## TASK GOAL
Render the following material again verbatim, leaving nothing out.

═════ RECORDS FOR PROCESSING ═════

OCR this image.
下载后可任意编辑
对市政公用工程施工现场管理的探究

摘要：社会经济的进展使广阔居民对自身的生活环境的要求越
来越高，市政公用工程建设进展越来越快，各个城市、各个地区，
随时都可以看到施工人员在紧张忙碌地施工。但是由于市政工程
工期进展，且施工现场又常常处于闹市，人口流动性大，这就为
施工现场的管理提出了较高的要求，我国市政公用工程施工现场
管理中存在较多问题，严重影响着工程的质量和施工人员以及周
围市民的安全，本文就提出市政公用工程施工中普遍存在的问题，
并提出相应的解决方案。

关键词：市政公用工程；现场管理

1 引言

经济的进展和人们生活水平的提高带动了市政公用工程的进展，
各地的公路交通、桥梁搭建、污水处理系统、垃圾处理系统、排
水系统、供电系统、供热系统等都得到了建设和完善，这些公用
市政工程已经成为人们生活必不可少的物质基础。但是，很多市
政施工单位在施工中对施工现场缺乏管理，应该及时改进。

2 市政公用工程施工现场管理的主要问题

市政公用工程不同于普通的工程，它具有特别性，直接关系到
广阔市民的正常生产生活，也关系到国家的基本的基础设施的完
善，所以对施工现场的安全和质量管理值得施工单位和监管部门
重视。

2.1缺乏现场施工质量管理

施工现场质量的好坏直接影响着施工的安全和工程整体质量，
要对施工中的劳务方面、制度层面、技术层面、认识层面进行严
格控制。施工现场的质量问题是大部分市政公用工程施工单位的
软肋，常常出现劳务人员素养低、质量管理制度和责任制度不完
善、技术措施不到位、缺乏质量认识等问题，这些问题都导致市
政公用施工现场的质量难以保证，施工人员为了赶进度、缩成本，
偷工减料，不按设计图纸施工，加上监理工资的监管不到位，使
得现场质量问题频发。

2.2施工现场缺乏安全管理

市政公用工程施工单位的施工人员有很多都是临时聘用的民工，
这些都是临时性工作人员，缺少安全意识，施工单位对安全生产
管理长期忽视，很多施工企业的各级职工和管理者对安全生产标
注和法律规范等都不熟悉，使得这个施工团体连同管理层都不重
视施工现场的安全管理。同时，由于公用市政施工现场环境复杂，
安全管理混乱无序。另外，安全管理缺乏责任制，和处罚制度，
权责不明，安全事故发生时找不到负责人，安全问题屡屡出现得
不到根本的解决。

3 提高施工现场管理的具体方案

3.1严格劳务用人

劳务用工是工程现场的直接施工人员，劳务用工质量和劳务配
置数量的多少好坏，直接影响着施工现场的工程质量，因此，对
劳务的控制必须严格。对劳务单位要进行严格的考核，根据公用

═════

## COMPLETED EXERCISE
OCR this image.
下载后可任意编辑
对市政公用工程施工现场管理的探究

摘要：社会经济的进展使广阔居民对自身的生活环境的要求越
来越高，市政公用工程建设进展越来越快，各个城市、各个地区，
随时都可以看到施工人员在紧张忙碌地施工。但是由于市政工程
工期进展，且施工现场又常常处于闹市，人口流动性大，这就为
施工现场的管理提出了较高的要求，我国市政公用工程施工现场
管理中存在较多问题，严重影响着工程的质量和施工人员以及周
围市民的安全，本文就提出市政公用工程施工中普遍存在的问题，
并提出相应的解决方案。

关键词：市政公用工程；现场管理

1 引言

经济的进展和人们生活水平的提高带动了市政公用工程的进展，
各地的公路交通、桥梁搭建、污水处理系统、垃圾处理系统、排
水系统、供电系统、供热系统等都得到了建设和完善，这些公用
市政工程已经成为人们生活必不可少的物质基础。但是，很多市
政施工单位在施工中对施工现场缺乏管理，应该及时改进。

2 市政公用工程施工现场管理的主要问题

市政公用工程不同于普通的工程，它具有特别性，直接关系到
广阔市民的正常生产生活，也关系到国家的基本的基础设施的完
善，所以对施工现场的安全和质量管理值得施工单位和监管部门
重视。

2.1缺乏现场施工质量管理

施工现场质量的好坏直接影响着施工的安全和工程整体质量，
要对施工中的劳务方面、制度层面、技术层面、认识层面进行严
格控制。施工现场的质量问题是大部分市政公用工程施工单位的
软肋，常常出现劳务人员素养低、质量管理制度和责任制度不完
善、技术措施不到位、缺乏质量认识等问题，这些问题都导致市
政公用施工现场的质量难以保证，施工人员为了赶进度、缩成本，
偷工减料，不按设计图纸施工，加上监理工资的监管不到位，使
得现场质量问题频发。

2.2施工现场缺乏安全管理

市政公用工程施工单位的施工人员有很多都是临时聘用的民工，
这些都是临时性工作人员，缺少安全意识，施工单位对安全生产
管理长期忽视，很多施工企业的各级职工和管理者对安全生产标
注和法律规范等都不熟悉，使得这个施工团体连同管理层都不重
视施工现场的安全管理。同时，由于公用市政施工现场环境复杂，
安全管理混乱无序。另外，安全管理缺乏责任制，和处罚制度，
权责不明，安全事故发生时找不到负责人，安全问题屡屡出现得
不到根本的解决。

3 提高施工现场管理的具体方案

3.1严格劳务用人

劳务用工是工程现场的直接施工人员，劳务用工质量和劳务配
置数量的多少好坏，直接影响着施工现场的工程质量，因此，对
劳务的控制必须严格。对劳务单位要进行严格的考核，根据公用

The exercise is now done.